Required action 1:
According to the Christmas list, what ingredients went into the smoothie?
Required action 2:
Transcribe the Christmas list starting at "1. Sometimes my" and ending at "be the sacred?".

Source passage:
-.-.-

1. Sometimes my body does things I cannot control & that scares me.
  2. The Christmas Eve Service was still about buying things.
  3. The pastor compared our broken bodies to products: to boxes.
  4. Also said we put God in a box.
  5. “This”, he says, “is irony”
  6. Matthew 1:22-23
  7. God is Post-Box
  8. In Evangelism school we were always taught that no one can argue with your story, so, use your story.
  9. In MFA school this could also be true, but I never use my own story.
  10. In Evangelism school we were taught to get our entirety into a 3-minute story arc:
    1. Pre-Conversion / Darkness
    2. Conversion/ The “AHA!” Moment
    3. Post-Conversion/ Life as Struggle
  11. Could mixed metaphor be the sacred?
  12. Romans 8:38-39
  13. I have been downstairs once this Christmas and have seen no persons. The time here in Washington State is 9:07.
  14. The most fitting song right now is the Big Sean & Ariana Grande duet, “Best Mistake”. Likely because it has nothing to do with my life or Christmas.
  15. I just made a smoothie: kale, oranges, chia seed, hemp seed, maple syrup.
  16. This is my first Christmas home in 3 years. The first Christmas after the stroke, the breakup, the marriage, the therapy, the acupuncture. You think you’re healed, then you’re not.
  17. The best gifts given so far were all from me:
    1. 3 selfie sticks to my brothers
    2. Citizen by Claudia Rankine to my mother
  18. Think I got enough $$$$ to pay my rent
  19. This might turn into a food blog because I am the preparer of the Xmas dinner. First step: radicchio with manchego salad. Nothing better than bitter greens.

-.-.-

Given data:
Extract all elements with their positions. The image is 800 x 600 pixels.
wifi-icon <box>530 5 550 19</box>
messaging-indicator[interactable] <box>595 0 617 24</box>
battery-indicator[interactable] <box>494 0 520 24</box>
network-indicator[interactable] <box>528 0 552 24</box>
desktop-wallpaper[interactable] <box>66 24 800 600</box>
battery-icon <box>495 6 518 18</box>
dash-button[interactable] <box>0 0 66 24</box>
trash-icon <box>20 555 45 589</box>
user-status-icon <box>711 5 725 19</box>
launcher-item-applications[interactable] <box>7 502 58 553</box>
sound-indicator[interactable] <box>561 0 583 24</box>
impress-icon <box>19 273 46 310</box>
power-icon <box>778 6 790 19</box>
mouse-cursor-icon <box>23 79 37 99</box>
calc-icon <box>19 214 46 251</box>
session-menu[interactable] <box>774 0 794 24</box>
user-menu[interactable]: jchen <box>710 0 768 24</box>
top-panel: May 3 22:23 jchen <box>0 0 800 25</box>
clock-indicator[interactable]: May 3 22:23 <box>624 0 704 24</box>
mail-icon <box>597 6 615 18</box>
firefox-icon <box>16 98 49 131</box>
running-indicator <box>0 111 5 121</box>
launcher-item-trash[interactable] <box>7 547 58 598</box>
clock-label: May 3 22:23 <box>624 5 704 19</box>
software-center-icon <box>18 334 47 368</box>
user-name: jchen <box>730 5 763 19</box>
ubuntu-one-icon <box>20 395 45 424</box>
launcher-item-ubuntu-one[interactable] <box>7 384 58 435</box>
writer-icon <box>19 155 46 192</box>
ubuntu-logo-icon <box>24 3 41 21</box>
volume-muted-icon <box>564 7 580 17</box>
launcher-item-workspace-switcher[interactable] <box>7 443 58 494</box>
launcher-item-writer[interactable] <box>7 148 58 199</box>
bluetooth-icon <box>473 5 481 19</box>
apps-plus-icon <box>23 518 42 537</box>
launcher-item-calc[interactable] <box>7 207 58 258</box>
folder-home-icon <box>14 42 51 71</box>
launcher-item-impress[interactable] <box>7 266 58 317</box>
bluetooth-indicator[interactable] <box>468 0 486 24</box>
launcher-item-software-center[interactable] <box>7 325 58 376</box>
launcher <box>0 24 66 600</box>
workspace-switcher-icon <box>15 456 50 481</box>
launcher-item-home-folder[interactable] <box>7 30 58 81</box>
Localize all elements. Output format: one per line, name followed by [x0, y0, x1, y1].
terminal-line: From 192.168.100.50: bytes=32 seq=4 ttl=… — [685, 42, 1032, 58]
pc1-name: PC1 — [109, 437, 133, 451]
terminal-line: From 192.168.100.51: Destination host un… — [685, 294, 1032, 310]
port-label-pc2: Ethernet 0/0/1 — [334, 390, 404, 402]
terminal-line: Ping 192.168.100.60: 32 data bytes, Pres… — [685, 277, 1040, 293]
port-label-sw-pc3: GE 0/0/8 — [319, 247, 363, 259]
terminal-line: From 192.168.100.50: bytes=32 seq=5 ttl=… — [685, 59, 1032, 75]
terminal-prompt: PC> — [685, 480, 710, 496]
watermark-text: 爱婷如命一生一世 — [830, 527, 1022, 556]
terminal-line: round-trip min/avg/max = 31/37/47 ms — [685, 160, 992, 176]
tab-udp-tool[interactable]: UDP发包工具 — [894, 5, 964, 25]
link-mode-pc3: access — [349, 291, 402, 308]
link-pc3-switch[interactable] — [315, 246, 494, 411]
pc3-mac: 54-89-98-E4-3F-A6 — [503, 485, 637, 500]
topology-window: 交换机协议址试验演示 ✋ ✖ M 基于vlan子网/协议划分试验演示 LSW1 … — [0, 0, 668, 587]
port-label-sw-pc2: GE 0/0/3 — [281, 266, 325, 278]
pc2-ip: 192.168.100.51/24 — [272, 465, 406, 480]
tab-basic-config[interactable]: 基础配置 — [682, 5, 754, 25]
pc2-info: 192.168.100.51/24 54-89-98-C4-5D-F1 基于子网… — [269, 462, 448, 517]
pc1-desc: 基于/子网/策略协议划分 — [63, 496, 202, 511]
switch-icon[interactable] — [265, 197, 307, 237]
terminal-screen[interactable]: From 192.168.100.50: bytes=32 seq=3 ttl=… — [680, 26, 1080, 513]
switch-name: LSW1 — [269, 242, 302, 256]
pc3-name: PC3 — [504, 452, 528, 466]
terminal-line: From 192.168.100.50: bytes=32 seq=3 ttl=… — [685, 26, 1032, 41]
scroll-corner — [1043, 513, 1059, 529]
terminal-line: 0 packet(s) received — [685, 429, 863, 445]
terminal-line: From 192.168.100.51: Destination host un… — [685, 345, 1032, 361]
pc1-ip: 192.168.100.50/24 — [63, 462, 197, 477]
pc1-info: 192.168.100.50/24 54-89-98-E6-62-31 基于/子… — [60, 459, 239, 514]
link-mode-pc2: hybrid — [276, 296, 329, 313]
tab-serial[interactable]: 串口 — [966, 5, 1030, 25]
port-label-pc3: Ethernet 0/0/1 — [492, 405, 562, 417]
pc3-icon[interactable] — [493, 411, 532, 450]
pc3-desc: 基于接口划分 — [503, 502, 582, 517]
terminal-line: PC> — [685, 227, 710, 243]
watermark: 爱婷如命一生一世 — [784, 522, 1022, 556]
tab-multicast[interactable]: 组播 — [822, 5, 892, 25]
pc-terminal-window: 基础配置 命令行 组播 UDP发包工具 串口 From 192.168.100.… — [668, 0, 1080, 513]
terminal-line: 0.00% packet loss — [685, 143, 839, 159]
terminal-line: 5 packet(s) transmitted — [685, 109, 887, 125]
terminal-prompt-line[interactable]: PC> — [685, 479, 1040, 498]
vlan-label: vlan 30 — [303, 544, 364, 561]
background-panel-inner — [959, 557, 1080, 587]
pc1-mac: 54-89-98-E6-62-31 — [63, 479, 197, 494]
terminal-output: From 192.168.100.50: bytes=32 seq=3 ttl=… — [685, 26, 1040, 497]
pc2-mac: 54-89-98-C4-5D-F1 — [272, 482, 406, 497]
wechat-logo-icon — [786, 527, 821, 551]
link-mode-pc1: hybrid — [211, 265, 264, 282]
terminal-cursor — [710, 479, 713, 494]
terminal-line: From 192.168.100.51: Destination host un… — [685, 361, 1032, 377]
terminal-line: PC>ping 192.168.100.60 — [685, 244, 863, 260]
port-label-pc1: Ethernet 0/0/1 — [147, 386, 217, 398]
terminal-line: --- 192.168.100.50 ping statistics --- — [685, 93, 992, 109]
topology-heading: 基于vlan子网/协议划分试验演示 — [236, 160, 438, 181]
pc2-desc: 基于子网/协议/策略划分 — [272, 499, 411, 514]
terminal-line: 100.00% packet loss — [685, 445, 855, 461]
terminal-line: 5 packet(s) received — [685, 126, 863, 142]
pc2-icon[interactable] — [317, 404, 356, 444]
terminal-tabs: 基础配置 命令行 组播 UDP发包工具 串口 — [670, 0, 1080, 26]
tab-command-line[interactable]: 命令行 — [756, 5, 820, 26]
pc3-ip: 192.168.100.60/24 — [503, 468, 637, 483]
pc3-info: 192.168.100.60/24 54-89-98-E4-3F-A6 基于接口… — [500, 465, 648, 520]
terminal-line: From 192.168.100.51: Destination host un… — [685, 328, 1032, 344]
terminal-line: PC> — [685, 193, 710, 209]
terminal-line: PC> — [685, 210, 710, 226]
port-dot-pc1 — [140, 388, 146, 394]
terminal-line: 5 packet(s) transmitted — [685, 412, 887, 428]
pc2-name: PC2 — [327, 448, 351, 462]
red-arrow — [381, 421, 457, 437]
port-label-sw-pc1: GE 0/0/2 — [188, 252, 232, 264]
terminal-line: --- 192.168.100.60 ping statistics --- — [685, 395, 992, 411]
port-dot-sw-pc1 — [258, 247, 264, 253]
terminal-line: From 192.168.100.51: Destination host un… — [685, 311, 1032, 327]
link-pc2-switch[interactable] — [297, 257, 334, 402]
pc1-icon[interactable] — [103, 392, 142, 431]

-.-.-

Expected answer 1:
Kale, oranges, chia seed, hemp seed, and maple syrup.

Expected answer 2:
1. Sometimes my body does things I cannot control & that scares me.
  2. The Christmas Eve Service was still about buying things.
  3. The pastor compared our broken bodies to products: to boxes.
  4. Also said we put God in a box.
  5. “This”, he says, “is irony”
  6. Matthew 1:22-23
  7. God is Post-Box
  8. In Evangelism school we were always taught that no one can argue with your story, so, use your story.
  9. In MFA school this could also be true, but I never use my own story.
  10. In Evangelism school we were taught to get our entirety into a 3-minute story arc:
    1. Pre-Conversion / Darkness
    2. Conversion/ The “AHA!” Moment
    3. Post-Conversion/ Life as Struggle
  11. Could mixed metaphor be the sacred?